─── Records for this exercise

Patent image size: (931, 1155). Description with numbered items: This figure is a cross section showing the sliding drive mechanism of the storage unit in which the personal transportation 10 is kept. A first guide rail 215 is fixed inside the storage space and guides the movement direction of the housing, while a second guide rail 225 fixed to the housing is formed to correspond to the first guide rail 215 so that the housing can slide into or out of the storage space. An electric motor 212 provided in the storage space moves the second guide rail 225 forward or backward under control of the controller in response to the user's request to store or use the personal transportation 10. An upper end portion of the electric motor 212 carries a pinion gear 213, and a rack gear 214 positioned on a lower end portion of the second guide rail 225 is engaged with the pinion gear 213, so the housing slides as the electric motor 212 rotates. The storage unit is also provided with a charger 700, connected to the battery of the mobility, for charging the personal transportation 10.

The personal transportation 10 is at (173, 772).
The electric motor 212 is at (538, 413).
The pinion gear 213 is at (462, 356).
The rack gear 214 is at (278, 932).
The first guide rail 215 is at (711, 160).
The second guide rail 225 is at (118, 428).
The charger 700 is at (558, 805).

──────

▶ Instructions to follow: Set down every line of the data above again, matching each word, number, and mark of punctuation without change.

▶ Result for this exercise:
Patent image size: (931, 1155). Description with numbered items: This figure is a cross section showing the sliding drive mechanism of the storage unit in which the personal transportation 10 is kept. A first guide rail 215 is fixed inside the storage space and guides the movement direction of the housing, while a second guide rail 225 fixed to the housing is formed to correspond to the first guide rail 215 so that the housing can slide into or out of the storage space. An electric motor 212 provided in the storage space moves the second guide rail 225 forward or backward under control of the controller in response to the user's request to store or use the personal transportation 10. An upper end portion of the electric motor 212 carries a pinion gear 213, and a rack gear 214 positioned on a lower end portion of the second guide rail 225 is engaged with the pinion gear 213, so the housing slides as the electric motor 212 rotates. The storage unit is also provided with a charger 700, connected to the battery of the mobility, for charging the personal transportation 10.

The personal transportation 10 is at (173, 772).
The electric motor 212 is at (538, 413).
The pinion gear 213 is at (462, 356).
The rack gear 214 is at (278, 932).
The first guide rail 215 is at (711, 160).
The second guide rail 225 is at (118, 428).
The charger 700 is at (558, 805).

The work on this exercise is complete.